» Task details:
Write out the rows exactly, starting with the first row and stopping after the row that contains "legend-label: Moss — [406, 120, 446, 134]", with both ends included.
#### Data supplied
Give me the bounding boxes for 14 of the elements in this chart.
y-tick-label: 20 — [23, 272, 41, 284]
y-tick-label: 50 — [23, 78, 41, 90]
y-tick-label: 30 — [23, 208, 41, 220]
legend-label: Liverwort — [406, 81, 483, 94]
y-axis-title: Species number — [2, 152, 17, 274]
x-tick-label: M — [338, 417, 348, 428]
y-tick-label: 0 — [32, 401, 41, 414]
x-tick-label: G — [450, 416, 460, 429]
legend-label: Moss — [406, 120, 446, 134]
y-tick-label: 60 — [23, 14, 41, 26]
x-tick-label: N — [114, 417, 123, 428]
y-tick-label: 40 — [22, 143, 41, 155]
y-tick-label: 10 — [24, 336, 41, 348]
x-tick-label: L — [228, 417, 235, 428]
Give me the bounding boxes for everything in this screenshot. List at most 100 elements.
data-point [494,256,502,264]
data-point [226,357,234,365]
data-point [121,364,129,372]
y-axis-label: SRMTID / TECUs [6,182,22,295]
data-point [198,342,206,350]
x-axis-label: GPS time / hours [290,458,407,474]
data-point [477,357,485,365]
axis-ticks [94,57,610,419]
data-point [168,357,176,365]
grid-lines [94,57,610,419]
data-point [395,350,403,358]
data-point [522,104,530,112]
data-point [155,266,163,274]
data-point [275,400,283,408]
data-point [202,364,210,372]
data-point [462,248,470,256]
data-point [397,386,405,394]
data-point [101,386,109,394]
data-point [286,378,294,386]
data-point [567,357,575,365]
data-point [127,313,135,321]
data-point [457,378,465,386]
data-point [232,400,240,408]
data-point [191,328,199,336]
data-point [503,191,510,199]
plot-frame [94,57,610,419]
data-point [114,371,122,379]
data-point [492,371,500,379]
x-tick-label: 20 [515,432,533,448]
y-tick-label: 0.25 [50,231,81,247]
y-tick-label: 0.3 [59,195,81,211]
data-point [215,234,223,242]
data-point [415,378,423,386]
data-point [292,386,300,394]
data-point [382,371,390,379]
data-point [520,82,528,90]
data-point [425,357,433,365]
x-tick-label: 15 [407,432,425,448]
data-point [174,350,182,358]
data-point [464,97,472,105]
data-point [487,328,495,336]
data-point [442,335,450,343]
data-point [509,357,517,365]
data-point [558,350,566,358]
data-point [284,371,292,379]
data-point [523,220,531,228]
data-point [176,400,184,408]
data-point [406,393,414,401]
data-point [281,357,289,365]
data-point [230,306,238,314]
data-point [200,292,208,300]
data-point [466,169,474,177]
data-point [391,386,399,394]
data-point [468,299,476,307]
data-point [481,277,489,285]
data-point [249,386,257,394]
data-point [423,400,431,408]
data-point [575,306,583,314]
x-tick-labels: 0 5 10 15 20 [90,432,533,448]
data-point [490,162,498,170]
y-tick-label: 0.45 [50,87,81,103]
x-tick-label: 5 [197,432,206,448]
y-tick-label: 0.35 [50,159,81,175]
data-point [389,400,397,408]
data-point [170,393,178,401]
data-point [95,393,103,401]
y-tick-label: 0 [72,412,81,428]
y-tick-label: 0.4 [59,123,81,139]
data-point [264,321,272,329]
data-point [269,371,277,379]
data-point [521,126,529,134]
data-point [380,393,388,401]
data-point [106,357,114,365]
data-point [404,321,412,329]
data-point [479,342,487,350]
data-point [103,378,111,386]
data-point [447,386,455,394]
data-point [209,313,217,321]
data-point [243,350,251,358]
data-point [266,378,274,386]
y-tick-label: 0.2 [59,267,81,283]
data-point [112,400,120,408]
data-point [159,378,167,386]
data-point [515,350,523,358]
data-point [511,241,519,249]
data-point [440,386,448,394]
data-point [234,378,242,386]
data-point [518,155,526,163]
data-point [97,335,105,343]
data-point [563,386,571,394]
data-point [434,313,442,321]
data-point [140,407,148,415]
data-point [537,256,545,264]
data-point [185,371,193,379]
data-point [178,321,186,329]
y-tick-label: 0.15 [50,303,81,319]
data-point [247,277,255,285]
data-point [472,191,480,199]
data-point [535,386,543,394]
########
» Output below:
Give me the bounding boxes for 14 of the elements in this chart.
y-tick-label: 20 — [23, 272, 41, 284]
y-tick-label: 50 — [23, 78, 41, 90]
y-tick-label: 30 — [23, 208, 41, 220]
legend-label: Liverwort — [406, 81, 483, 94]
y-axis-title: Species number — [2, 152, 17, 274]
x-tick-label: M — [338, 417, 348, 428]
y-tick-label: 0 — [32, 401, 41, 414]
x-tick-label: G — [450, 416, 460, 429]
legend-label: Moss — [406, 120, 446, 134]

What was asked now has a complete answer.